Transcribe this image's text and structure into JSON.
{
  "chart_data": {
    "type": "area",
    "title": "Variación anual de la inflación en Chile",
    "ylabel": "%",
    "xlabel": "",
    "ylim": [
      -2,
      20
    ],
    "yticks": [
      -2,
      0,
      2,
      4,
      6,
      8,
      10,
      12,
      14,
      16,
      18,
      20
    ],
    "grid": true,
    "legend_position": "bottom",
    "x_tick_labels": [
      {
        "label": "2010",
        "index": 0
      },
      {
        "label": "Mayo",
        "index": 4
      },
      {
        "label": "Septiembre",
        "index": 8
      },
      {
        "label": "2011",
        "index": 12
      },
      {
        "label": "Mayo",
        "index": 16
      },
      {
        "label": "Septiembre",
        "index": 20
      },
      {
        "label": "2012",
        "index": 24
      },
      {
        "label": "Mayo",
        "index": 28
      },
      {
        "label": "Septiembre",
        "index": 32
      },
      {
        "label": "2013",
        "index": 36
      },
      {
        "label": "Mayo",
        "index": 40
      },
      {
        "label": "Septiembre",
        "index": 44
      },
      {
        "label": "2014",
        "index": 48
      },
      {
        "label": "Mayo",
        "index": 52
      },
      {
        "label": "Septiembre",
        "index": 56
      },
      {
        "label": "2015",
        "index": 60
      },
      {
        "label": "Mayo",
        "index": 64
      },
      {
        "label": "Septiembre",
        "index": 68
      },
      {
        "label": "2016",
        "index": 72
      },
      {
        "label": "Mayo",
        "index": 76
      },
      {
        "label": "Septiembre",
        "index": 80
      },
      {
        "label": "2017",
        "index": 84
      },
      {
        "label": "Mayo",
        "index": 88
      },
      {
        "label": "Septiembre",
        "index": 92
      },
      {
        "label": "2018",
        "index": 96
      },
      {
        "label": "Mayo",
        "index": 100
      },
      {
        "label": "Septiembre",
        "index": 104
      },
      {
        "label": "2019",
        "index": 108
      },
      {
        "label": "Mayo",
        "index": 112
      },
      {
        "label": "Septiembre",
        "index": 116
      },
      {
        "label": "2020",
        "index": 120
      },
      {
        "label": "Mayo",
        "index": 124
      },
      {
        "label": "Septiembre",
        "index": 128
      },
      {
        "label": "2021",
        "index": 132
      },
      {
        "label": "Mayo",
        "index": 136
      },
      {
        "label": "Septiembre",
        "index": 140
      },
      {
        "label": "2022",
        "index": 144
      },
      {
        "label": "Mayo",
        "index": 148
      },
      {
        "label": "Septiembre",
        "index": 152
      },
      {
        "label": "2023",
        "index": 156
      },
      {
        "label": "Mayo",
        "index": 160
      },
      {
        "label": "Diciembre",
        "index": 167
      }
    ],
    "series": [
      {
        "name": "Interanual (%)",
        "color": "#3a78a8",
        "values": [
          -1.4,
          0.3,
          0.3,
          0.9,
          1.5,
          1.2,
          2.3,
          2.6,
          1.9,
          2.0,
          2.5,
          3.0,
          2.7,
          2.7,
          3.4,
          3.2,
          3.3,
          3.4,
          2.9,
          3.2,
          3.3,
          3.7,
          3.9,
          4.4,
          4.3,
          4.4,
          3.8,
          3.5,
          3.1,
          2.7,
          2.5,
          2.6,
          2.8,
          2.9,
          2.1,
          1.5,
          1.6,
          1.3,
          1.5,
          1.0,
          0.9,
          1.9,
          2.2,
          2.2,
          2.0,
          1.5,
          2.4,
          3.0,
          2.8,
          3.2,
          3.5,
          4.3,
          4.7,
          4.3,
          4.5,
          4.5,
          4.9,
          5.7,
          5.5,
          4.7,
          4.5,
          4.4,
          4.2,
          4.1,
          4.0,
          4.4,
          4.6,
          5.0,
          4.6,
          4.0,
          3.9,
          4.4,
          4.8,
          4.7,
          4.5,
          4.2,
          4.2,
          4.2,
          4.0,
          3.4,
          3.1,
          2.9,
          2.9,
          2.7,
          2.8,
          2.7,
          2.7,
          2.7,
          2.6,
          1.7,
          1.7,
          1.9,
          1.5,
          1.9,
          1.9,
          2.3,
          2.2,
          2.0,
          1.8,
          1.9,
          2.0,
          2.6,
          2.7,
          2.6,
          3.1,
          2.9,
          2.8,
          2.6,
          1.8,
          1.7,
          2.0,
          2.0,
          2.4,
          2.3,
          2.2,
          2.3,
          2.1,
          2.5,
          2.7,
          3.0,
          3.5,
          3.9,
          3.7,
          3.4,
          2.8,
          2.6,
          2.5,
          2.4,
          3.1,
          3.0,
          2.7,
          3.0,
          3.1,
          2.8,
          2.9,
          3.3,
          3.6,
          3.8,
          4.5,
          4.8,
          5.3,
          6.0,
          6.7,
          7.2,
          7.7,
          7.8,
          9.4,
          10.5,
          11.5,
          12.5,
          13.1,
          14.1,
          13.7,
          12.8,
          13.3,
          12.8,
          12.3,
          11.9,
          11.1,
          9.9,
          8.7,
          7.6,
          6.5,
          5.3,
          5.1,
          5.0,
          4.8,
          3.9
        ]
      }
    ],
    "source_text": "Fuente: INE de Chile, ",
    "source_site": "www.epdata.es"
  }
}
------------
* **TASK BRIEF**
Above are the records; copy every line in them that holds the word "Chile".

* **WRITTEN RESPONSE**
    "title": "Variación anual de la inflación en Chile",
    "source_text": "Fuente: INE de Chile, ",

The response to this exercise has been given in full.